(Data entries)
★ ★ ★ ★ ★

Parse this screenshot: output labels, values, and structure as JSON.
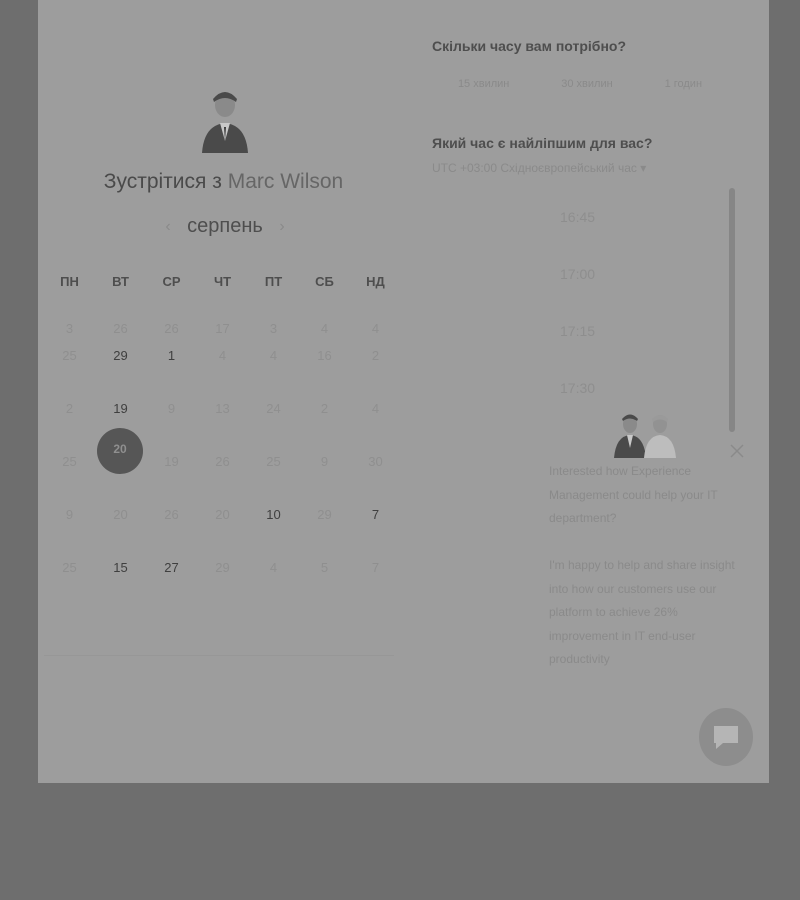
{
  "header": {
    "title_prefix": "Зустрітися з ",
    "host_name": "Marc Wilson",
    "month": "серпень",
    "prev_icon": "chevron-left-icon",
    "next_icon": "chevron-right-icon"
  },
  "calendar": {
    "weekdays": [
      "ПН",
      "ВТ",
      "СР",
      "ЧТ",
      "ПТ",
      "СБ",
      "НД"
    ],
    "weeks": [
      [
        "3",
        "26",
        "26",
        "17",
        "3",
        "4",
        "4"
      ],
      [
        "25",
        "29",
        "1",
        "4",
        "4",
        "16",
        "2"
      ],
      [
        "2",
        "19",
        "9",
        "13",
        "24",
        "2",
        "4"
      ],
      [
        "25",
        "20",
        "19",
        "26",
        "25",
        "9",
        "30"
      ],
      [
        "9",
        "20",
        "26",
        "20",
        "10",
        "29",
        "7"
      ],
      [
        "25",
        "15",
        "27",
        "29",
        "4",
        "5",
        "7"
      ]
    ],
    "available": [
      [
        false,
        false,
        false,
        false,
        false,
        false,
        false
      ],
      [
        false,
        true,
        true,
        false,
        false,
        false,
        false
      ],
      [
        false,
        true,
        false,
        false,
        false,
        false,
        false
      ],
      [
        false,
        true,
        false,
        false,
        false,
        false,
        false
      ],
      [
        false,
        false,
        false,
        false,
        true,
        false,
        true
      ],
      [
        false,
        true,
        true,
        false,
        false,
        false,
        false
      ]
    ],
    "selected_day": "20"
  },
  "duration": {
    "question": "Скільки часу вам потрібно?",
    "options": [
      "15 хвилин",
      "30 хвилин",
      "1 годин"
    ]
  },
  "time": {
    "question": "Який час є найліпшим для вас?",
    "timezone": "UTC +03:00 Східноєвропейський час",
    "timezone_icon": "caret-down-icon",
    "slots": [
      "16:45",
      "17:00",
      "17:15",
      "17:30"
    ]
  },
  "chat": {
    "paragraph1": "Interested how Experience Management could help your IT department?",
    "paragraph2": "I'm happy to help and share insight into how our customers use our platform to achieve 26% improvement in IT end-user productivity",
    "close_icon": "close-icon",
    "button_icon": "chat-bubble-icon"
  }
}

★ ★ ★ ★ ★

THE EXERCISE:
The listing above needs to be output again exactly. Don't include the pictures.

CORRECT ANSWER:
Parse this screenshot: output labels, values, and structure as JSON.
{
  "header": {
    "title_prefix": "Зустрітися з ",
    "host_name": "Marc Wilson",
    "month": "серпень",
    "prev_icon": "chevron-left-icon",
    "next_icon": "chevron-right-icon"
  },
  "calendar": {
    "weekdays": [
      "ПН",
      "ВТ",
      "СР",
      "ЧТ",
      "ПТ",
      "СБ",
      "НД"
    ],
    "weeks": [
      [
        "3",
        "26",
        "26",
        "17",
        "3",
        "4",
        "4"
      ],
      [
        "25",
        "29",
        "1",
        "4",
        "4",
        "16",
        "2"
      ],
      [
        "2",
        "19",
        "9",
        "13",
        "24",
        "2",
        "4"
      ],
      [
        "25",
        "20",
        "19",
        "26",
        "25",
        "9",
        "30"
      ],
      [
        "9",
        "20",
        "26",
        "20",
        "10",
        "29",
        "7"
      ],
      [
        "25",
        "15",
        "27",
        "29",
        "4",
        "5",
        "7"
      ]
    ],
    "available": [
      [
        false,
        false,
        false,
        false,
        false,
        false,
        false
      ],
      [
        false,
        true,
        true,
        false,
        false,
        false,
        false
      ],
      [
        false,
        true,
        false,
        false,
        false,
        false,
        false
      ],
      [
        false,
        true,
        false,
        false,
        false,
        false,
        false
      ],
      [
        false,
        false,
        false,
        false,
        true,
        false,
        true
      ],
      [
        false,
        true,
        true,
        false,
        false,
        false,
        false
      ]
    ],
    "selected_day": "20"
  },
  "duration": {
    "question": "Скільки часу вам потрібно?",
    "options": [
      "15 хвилин",
      "30 хвилин",
      "1 годин"
    ]
  },
  "time": {
    "question": "Який час є найліпшим для вас?",
    "timezone": "UTC +03:00 Східноєвропейський час",
    "timezone_icon": "caret-down-icon",
    "slots": [
      "16:45",
      "17:00",
      "17:15",
      "17:30"
    ]
  },
  "chat": {
    "paragraph1": "Interested how Experience Management could help your IT department?",
    "paragraph2": "I'm happy to help and share insight into how our customers use our platform to achieve 26% improvement in IT end-user productivity",
    "close_icon": "close-icon",
    "button_icon": "chat-bubble-icon"
  }
}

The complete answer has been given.